--- DATA FOR PROCESSING ---

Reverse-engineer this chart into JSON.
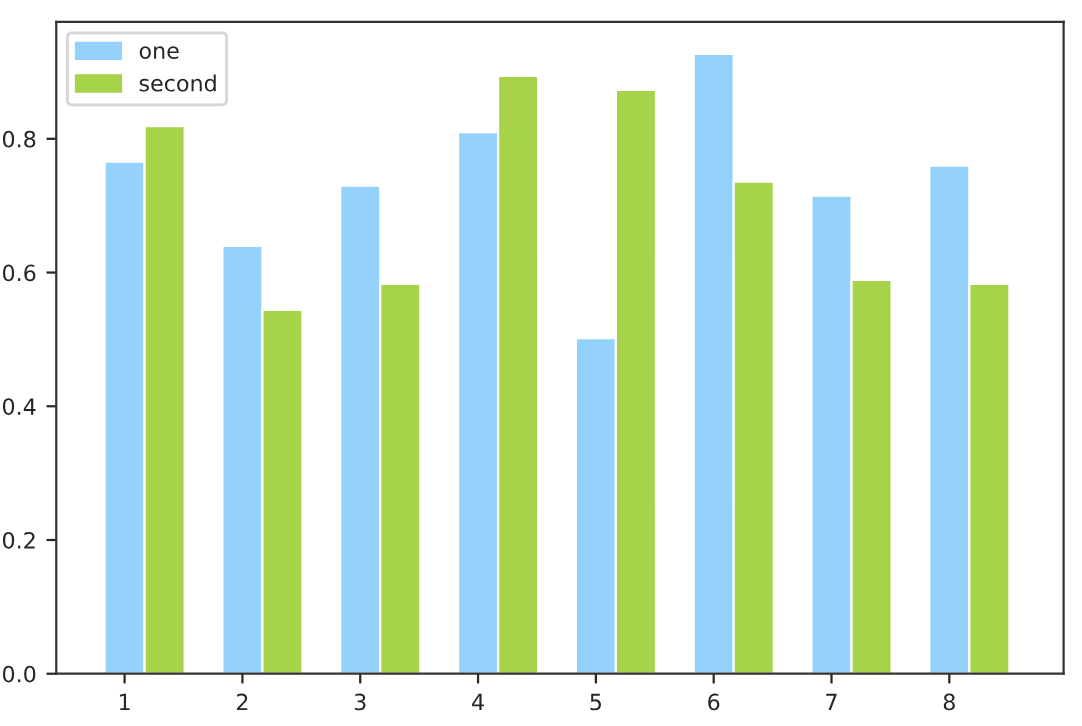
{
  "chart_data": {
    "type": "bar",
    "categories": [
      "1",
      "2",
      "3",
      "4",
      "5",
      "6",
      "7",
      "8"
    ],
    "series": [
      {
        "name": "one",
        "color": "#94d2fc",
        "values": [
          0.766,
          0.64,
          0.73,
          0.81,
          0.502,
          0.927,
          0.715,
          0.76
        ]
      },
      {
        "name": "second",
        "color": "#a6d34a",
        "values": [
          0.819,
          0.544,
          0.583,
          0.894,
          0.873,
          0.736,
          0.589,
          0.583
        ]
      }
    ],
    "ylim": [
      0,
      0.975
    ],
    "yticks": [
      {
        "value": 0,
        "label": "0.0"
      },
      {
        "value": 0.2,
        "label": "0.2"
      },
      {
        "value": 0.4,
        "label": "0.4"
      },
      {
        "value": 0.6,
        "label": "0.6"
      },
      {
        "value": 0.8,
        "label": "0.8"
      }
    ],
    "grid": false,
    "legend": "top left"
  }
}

---

> **AIM OF THE EXERCISE**
Write out all the entries again, word for word, and print no images.

> **TASK SOLUTION**
Reverse-engineer this chart into JSON.
{
  "chart_data": {
    "type": "bar",
    "categories": [
      "1",
      "2",
      "3",
      "4",
      "5",
      "6",
      "7",
      "8"
    ],
    "series": [
      {
        "name": "one",
        "color": "#94d2fc",
        "values": [
          0.766,
          0.64,
          0.73,
          0.81,
          0.502,
          0.927,
          0.715,
          0.76
        ]
      },
      {
        "name": "second",
        "color": "#a6d34a",
        "values": [
          0.819,
          0.544,
          0.583,
          0.894,
          0.873,
          0.736,
          0.589,
          0.583
        ]
      }
    ],
    "ylim": [
      0,
      0.975
    ],
    "yticks": [
      {
        "value": 0,
        "label": "0.0"
      },
      {
        "value": 0.2,
        "label": "0.2"
      },
      {
        "value": 0.4,
        "label": "0.4"
      },
      {
        "value": 0.6,
        "label": "0.6"
      },
      {
        "value": 0.8,
        "label": "0.8"
      }
    ],
    "grid": false,
    "legend": "top left"
  }
}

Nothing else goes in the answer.